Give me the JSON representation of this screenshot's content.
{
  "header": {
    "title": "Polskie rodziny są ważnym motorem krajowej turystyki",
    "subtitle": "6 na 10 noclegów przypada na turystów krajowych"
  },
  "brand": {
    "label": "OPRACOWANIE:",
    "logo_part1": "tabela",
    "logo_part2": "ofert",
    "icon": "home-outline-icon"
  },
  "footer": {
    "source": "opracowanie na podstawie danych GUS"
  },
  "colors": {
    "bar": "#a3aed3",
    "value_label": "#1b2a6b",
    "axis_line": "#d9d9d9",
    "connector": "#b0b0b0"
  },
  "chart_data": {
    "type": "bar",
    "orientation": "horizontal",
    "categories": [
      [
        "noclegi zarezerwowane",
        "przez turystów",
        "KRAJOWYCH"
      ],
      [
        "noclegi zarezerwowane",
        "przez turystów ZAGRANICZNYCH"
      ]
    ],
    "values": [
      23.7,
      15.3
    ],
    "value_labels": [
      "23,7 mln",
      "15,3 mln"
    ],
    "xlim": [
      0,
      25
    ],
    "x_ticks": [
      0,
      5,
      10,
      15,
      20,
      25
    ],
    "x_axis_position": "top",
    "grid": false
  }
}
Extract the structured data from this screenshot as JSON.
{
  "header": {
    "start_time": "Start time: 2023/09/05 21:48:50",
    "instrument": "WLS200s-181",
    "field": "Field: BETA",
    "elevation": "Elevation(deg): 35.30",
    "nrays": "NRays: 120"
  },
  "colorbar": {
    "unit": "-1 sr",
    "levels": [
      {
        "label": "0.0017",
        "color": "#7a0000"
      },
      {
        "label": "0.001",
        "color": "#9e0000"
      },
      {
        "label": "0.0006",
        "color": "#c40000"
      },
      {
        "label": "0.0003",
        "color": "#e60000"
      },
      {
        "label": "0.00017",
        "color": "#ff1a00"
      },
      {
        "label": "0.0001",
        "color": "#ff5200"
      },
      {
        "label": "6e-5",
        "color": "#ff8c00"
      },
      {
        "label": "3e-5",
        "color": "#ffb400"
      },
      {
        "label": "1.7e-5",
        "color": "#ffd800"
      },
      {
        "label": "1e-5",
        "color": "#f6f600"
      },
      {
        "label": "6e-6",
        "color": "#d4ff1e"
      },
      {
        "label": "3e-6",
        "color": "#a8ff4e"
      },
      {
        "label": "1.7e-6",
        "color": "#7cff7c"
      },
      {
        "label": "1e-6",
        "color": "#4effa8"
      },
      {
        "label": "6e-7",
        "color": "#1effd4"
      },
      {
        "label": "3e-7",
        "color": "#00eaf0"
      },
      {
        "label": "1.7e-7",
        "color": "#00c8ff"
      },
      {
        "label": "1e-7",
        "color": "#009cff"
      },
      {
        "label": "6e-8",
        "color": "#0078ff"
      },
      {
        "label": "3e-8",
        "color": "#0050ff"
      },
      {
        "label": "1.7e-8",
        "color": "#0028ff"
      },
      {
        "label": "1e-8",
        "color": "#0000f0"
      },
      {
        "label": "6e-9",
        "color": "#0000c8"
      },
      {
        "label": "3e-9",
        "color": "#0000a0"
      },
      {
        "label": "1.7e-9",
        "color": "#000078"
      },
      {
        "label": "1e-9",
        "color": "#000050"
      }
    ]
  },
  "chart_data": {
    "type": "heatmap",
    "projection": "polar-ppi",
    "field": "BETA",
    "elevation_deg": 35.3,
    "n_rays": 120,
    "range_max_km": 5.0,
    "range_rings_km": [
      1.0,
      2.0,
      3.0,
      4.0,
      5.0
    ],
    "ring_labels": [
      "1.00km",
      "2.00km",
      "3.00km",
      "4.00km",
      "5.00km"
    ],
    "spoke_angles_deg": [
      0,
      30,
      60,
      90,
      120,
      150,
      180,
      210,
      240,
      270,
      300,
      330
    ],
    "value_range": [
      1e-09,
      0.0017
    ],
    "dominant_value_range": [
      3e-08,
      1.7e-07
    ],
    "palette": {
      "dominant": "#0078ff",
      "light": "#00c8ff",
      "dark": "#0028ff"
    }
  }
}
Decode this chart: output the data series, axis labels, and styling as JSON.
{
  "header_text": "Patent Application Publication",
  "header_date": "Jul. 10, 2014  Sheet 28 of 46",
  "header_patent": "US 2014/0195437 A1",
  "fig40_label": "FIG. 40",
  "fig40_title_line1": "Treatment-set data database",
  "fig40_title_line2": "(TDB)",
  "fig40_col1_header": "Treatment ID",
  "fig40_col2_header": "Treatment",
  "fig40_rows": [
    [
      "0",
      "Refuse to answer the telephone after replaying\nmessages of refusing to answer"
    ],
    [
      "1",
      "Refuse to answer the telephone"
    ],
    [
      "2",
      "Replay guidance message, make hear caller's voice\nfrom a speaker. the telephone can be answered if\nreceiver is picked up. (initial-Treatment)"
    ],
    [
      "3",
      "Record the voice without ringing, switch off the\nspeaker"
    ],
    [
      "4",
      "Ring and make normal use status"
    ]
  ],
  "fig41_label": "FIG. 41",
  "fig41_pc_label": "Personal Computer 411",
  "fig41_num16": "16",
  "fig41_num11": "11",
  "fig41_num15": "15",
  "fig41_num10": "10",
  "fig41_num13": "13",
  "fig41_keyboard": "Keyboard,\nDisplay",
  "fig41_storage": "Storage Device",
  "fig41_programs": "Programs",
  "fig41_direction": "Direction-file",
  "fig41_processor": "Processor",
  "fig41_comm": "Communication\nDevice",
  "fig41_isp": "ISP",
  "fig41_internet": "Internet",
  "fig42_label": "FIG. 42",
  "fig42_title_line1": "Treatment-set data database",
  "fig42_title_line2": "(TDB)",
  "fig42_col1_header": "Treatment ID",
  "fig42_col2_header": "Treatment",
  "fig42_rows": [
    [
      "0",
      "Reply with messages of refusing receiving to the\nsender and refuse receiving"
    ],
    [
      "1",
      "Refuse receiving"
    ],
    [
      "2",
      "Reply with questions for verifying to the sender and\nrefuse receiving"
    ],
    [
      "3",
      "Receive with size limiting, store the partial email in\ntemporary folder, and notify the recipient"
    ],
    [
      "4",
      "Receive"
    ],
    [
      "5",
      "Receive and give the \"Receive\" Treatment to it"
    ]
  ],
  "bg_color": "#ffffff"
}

::::

PROBLEM
Copy each line of the preceding data that contains the string "database".

ANSWER TO THE TASK
  "fig40_title_line1": "Treatment-set data database",
  "fig42_title_line1": "Treatment-set data database",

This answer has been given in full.